REQUIREMENT.
Below is a listing. Gather each line of it that contains "Respondida".

PROVIDED ENTRIES.
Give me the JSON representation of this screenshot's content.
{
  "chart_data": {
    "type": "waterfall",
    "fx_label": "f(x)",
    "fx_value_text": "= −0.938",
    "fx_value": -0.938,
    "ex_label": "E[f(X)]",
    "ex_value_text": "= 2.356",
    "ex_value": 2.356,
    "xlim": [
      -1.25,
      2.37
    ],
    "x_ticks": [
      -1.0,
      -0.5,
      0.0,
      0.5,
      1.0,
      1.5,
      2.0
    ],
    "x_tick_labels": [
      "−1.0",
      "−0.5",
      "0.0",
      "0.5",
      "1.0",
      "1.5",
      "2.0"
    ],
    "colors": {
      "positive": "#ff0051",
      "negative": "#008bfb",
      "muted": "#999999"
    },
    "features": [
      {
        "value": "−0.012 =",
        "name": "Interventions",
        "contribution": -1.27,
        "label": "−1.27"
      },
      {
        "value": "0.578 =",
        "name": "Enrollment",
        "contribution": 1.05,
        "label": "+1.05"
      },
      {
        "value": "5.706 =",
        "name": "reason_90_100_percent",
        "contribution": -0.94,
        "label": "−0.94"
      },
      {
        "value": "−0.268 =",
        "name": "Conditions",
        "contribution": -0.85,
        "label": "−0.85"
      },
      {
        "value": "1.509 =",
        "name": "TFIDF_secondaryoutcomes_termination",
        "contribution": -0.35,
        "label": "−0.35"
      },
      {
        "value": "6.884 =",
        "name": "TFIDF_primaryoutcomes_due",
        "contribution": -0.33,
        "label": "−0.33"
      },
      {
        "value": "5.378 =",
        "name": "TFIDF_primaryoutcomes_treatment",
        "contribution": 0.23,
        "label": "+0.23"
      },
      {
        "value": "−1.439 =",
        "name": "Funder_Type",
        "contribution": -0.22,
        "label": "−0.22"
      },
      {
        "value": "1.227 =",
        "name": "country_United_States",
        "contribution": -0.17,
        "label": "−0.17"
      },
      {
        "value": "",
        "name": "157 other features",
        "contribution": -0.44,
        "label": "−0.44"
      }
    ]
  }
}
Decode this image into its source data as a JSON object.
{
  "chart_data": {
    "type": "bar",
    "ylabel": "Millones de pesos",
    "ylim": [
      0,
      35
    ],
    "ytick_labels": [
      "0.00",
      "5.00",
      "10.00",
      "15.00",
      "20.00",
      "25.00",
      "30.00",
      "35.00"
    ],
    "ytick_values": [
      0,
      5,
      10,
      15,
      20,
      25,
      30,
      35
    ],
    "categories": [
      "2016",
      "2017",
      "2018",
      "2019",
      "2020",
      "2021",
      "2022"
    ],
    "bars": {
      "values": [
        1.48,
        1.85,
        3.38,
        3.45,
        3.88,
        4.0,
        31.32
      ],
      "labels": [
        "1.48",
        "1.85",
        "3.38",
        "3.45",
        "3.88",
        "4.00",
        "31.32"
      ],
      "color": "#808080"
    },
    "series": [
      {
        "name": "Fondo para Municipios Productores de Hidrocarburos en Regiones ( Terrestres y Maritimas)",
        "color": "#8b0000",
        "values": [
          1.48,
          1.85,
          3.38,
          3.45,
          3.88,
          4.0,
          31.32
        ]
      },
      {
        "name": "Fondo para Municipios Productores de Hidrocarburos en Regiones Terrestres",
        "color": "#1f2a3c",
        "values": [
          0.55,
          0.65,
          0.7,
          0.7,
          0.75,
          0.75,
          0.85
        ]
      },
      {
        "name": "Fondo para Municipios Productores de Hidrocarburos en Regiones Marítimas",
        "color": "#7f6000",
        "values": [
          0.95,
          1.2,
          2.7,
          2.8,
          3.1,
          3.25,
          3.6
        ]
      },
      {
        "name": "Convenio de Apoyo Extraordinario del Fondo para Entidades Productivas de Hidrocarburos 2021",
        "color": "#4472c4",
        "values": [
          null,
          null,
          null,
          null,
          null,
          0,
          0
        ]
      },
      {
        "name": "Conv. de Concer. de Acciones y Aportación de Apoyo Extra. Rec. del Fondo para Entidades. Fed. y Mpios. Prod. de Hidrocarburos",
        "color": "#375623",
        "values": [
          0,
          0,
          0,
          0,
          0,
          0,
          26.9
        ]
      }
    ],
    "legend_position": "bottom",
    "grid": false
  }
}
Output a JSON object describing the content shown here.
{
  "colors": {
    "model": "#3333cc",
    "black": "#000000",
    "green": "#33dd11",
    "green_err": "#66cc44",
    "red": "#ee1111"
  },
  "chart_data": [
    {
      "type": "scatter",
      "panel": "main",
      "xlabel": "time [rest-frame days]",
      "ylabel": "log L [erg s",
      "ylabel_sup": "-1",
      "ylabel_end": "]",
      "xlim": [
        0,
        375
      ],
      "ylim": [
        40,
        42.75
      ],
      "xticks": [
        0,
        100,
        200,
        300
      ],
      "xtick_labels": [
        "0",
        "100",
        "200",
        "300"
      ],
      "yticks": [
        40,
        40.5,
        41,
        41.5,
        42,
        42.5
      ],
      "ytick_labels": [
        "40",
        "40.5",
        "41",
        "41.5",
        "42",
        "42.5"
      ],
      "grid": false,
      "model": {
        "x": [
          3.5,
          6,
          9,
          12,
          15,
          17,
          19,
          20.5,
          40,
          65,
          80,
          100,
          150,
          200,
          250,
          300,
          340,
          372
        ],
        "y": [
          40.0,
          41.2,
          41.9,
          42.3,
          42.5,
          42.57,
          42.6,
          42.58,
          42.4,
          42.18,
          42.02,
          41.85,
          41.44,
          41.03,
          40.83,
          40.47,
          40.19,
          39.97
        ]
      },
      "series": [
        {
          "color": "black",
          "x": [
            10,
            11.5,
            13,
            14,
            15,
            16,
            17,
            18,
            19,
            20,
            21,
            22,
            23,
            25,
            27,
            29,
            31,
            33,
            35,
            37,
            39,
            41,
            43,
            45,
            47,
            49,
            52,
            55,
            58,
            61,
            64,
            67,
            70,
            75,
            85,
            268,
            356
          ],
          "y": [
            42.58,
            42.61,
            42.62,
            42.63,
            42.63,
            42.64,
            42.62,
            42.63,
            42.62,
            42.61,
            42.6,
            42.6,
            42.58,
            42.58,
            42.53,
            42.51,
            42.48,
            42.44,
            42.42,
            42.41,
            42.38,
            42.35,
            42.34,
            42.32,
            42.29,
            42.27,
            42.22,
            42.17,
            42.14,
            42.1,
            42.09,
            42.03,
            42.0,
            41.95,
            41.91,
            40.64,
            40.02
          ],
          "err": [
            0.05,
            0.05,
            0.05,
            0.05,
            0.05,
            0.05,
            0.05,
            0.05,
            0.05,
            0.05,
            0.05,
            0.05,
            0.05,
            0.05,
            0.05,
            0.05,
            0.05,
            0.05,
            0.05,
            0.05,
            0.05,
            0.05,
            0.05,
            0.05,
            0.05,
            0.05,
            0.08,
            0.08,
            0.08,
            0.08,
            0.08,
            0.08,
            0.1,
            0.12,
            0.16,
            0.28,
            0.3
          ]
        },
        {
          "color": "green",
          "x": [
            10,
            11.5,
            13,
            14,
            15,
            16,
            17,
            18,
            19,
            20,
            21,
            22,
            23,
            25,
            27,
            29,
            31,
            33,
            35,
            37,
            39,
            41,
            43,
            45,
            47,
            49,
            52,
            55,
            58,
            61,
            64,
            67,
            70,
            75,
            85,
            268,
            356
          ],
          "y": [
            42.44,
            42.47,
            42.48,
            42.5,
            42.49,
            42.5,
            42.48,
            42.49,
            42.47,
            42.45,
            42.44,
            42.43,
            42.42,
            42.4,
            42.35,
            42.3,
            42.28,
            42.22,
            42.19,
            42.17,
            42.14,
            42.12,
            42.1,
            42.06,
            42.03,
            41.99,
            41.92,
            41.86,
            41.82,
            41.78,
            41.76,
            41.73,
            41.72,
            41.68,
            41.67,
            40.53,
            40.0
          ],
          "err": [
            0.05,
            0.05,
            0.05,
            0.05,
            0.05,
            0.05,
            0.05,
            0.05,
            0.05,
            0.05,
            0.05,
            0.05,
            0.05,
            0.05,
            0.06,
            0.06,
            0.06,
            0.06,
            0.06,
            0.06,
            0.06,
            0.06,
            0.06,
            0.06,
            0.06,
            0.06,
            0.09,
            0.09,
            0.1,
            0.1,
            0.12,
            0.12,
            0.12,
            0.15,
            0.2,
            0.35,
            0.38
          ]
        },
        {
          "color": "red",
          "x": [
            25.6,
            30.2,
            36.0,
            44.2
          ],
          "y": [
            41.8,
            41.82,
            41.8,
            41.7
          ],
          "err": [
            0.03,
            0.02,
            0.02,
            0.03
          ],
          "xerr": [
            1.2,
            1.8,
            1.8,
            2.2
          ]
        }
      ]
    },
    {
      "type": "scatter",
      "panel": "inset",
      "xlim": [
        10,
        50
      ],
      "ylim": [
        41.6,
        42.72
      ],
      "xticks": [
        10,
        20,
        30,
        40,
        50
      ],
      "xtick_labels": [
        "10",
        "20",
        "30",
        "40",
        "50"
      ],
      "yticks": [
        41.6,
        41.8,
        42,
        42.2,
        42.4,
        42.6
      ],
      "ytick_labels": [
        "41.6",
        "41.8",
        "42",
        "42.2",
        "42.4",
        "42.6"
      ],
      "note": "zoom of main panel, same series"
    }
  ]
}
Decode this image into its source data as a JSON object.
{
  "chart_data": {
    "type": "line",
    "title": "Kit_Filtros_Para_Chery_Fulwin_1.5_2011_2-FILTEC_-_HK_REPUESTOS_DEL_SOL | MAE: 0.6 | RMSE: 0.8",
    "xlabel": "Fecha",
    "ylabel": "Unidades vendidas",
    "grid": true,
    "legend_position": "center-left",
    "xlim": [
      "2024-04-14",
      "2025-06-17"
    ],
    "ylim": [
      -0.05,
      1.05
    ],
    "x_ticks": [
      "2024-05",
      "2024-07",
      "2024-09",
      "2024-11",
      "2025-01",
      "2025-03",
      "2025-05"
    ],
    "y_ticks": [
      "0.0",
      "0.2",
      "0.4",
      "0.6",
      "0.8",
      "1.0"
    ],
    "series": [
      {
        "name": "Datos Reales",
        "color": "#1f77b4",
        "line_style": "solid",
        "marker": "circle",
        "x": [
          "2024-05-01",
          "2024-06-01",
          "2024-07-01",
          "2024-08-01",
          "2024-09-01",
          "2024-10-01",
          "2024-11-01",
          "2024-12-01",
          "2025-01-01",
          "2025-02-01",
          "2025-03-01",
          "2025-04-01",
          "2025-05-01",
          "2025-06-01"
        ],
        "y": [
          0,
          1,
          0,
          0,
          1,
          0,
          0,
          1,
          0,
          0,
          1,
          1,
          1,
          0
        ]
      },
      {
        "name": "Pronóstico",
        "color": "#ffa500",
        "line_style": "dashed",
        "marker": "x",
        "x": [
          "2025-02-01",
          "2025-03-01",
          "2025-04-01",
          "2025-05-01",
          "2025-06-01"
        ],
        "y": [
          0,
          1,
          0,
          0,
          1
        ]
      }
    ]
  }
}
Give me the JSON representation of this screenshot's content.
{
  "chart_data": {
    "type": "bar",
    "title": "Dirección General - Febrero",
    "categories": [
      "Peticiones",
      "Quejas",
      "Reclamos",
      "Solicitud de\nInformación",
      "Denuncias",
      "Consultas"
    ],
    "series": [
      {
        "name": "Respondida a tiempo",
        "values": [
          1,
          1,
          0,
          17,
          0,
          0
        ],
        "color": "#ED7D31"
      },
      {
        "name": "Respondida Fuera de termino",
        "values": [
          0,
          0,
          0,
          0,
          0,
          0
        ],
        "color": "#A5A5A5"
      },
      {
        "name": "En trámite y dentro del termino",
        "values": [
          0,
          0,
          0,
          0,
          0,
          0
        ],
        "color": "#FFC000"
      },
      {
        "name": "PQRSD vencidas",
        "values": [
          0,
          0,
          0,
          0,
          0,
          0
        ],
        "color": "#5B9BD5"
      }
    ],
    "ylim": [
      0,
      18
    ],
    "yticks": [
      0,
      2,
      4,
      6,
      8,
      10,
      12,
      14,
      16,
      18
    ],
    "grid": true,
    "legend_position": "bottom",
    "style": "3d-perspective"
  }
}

TASK OUTPUT.
        "name": "Respondida a tiempo",
        "name": "Respondida Fuera de termino",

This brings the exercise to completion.